What to work on:
Could you transcribe the material below exactly, without leaving out a single line?

** Begin Records for the exercise **

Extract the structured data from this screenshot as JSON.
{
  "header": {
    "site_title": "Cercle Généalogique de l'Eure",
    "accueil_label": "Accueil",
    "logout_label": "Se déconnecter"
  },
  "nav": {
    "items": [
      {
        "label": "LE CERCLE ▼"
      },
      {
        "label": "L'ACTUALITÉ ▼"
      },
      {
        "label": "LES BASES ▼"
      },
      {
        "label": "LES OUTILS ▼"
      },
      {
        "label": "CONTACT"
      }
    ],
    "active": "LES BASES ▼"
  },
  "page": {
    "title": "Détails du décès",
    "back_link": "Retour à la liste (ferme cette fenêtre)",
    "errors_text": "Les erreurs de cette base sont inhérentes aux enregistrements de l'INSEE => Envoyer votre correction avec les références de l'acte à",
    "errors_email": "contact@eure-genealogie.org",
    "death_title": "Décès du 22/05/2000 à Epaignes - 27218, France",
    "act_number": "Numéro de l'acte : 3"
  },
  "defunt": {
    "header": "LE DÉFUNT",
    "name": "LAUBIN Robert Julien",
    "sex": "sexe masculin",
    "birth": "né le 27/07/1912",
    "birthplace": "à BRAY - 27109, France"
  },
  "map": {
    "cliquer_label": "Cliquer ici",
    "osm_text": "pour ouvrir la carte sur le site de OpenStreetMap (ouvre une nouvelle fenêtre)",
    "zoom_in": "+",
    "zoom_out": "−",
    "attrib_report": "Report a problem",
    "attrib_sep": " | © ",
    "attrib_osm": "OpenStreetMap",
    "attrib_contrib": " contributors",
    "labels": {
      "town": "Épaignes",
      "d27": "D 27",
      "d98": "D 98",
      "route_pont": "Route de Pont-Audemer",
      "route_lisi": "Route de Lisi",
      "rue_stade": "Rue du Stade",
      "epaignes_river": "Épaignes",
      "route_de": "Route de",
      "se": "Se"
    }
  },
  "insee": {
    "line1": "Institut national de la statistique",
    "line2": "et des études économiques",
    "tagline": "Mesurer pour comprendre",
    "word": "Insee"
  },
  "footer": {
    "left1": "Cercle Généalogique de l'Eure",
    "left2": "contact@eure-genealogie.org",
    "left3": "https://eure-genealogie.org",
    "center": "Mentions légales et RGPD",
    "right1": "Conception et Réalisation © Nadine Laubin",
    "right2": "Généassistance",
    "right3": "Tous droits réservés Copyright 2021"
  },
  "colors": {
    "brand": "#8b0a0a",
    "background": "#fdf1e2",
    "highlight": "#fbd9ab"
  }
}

** End Records for the exercise **

The response:
Extract the structured data from this screenshot as JSON.
{
  "header": {
    "site_title": "Cercle Généalogique de l'Eure",
    "accueil_label": "Accueil",
    "logout_label": "Se déconnecter"
  },
  "nav": {
    "items": [
      {
        "label": "LE CERCLE ▼"
      },
      {
        "label": "L'ACTUALITÉ ▼"
      },
      {
        "label": "LES BASES ▼"
      },
      {
        "label": "LES OUTILS ▼"
      },
      {
        "label": "CONTACT"
      }
    ],
    "active": "LES BASES ▼"
  },
  "page": {
    "title": "Détails du décès",
    "back_link": "Retour à la liste (ferme cette fenêtre)",
    "errors_text": "Les erreurs de cette base sont inhérentes aux enregistrements de l'INSEE => Envoyer votre correction avec les références de l'acte à",
    "errors_email": "contact@eure-genealogie.org",
    "death_title": "Décès du 22/05/2000 à Epaignes - 27218, France",
    "act_number": "Numéro de l'acte : 3"
  },
  "defunt": {
    "header": "LE DÉFUNT",
    "name": "LAUBIN Robert Julien",
    "sex": "sexe masculin",
    "birth": "né le 27/07/1912",
    "birthplace": "à BRAY - 27109, France"
  },
  "map": {
    "cliquer_label": "Cliquer ici",
    "osm_text": "pour ouvrir la carte sur le site de OpenStreetMap (ouvre une nouvelle fenêtre)",
    "zoom_in": "+",
    "zoom_out": "−",
    "attrib_report": "Report a problem",
    "attrib_sep": " | © ",
    "attrib_osm": "OpenStreetMap",
    "attrib_contrib": " contributors",
    "labels": {
      "town": "Épaignes",
      "d27": "D 27",
      "d98": "D 98",
      "route_pont": "Route de Pont-Audemer",
      "route_lisi": "Route de Lisi",
      "rue_stade": "Rue du Stade",
      "epaignes_river": "Épaignes",
      "route_de": "Route de",
      "se": "Se"
    }
  },
  "insee": {
    "line1": "Institut national de la statistique",
    "line2": "et des études économiques",
    "tagline": "Mesurer pour comprendre",
    "word": "Insee"
  },
  "footer": {
    "left1": "Cercle Généalogique de l'Eure",
    "left2": "contact@eure-genealogie.org",
    "left3": "https://eure-genealogie.org",
    "center": "Mentions légales et RGPD",
    "right1": "Conception et Réalisation © Nadine Laubin",
    "right2": "Généassistance",
    "right3": "Tous droits réservés Copyright 2021"
  },
  "colors": {
    "brand": "#8b0a0a",
    "background": "#fdf1e2",
    "highlight": "#fbd9ab"
  }
}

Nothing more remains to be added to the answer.